[Page images and their text]
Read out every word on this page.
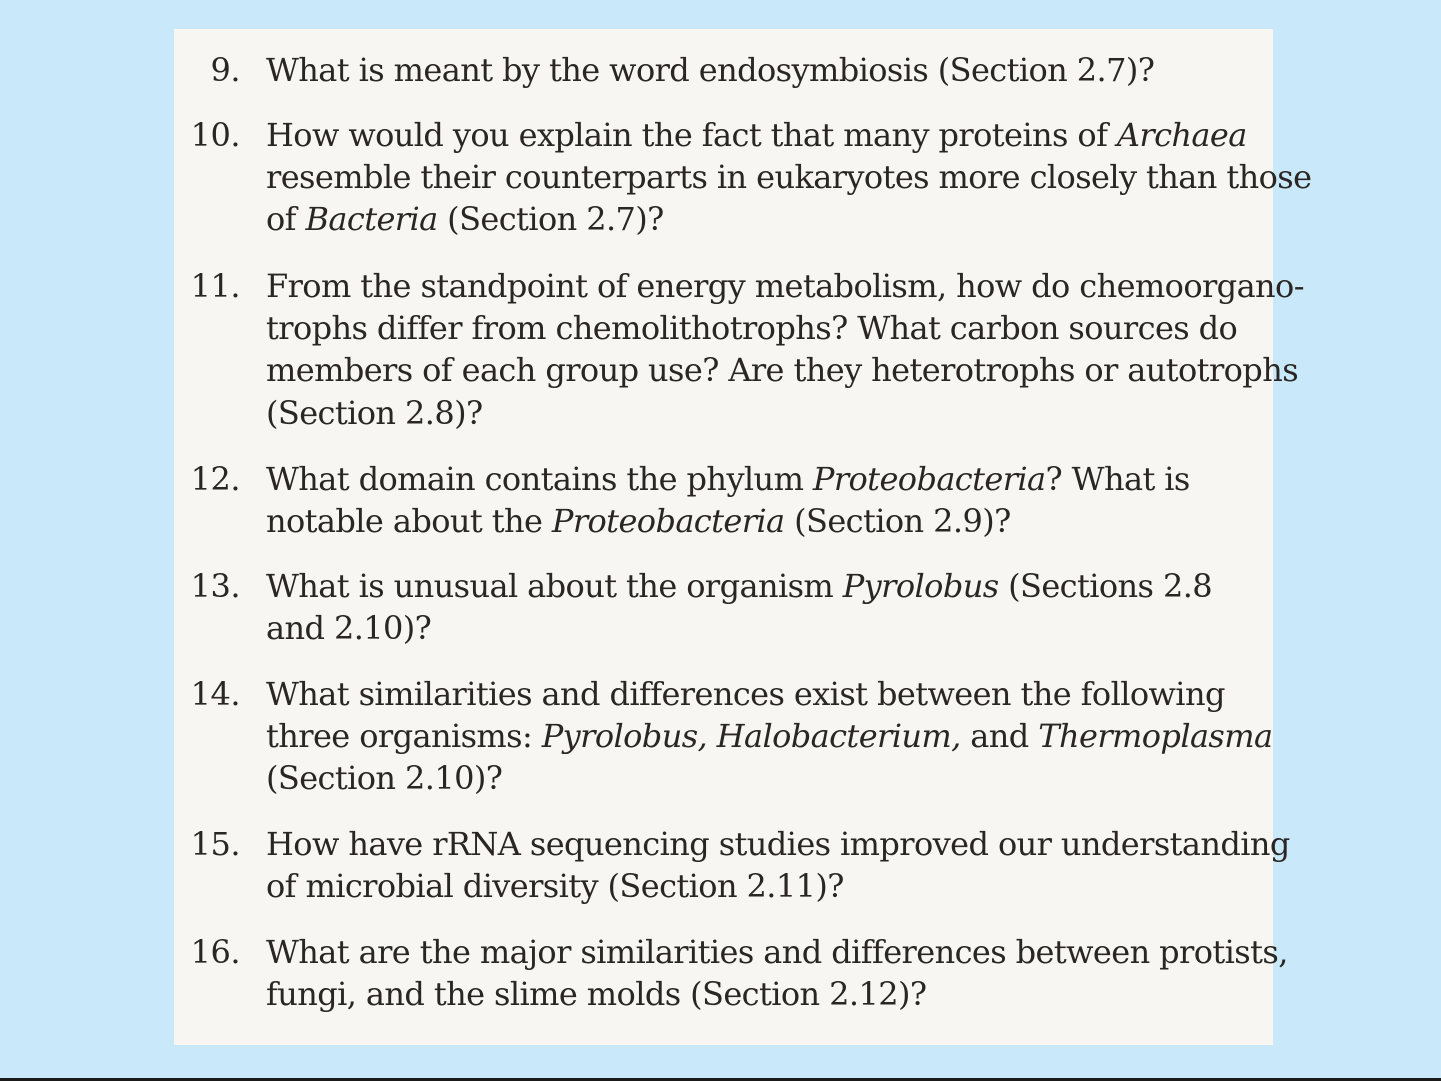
9. What is meant by the word endosymbiosis (Section 2.7)?
10. How would you explain the fact that many proteins of Archaea
resemble their counterparts in eukaryotes more closely than those
of Bacteria (Section 2.7)?
11. From the standpoint of energy metabolism, how do chemoorgano-
trophs differ from chemolithotrophs? What carbon sources do
members of each group use? Are they heterotrophs or autotrophs
(Section 2.8)?
12. What domain contains the phylum Proteobacteria? What is
notable about the Proteobacteria (Section 2.9)?
13. What is unusual about the organism Pyrolobus (Sections 2.8
and 2.10)?
14. What similarities and differences exist between the following
three organisms: Pyrolobus, Halobacterium, and Thermoplasma
(Section 2.10)?
15. How have rRNA sequencing studies improved our understanding
of microbial diversity (Section 2.11)?
16. What are the major similarities and differences between protists,
fungi, and the slime molds (Section 2.12)?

* **Aim of the exercise**
Which of the lines above contain "What"? Return them all.

* **Solution for this problem**
9. What is meant by the word endosymbiosis (Section 2.7)?
trophs differ from chemolithotrophs? What carbon sources do
12. What domain contains the phylum Proteobacteria? What is
13. What is unusual about the organism Pyrolobus (Sections 2.8
14. What similarities and differences exist between the following
16. What are the major similarities and differences between protists,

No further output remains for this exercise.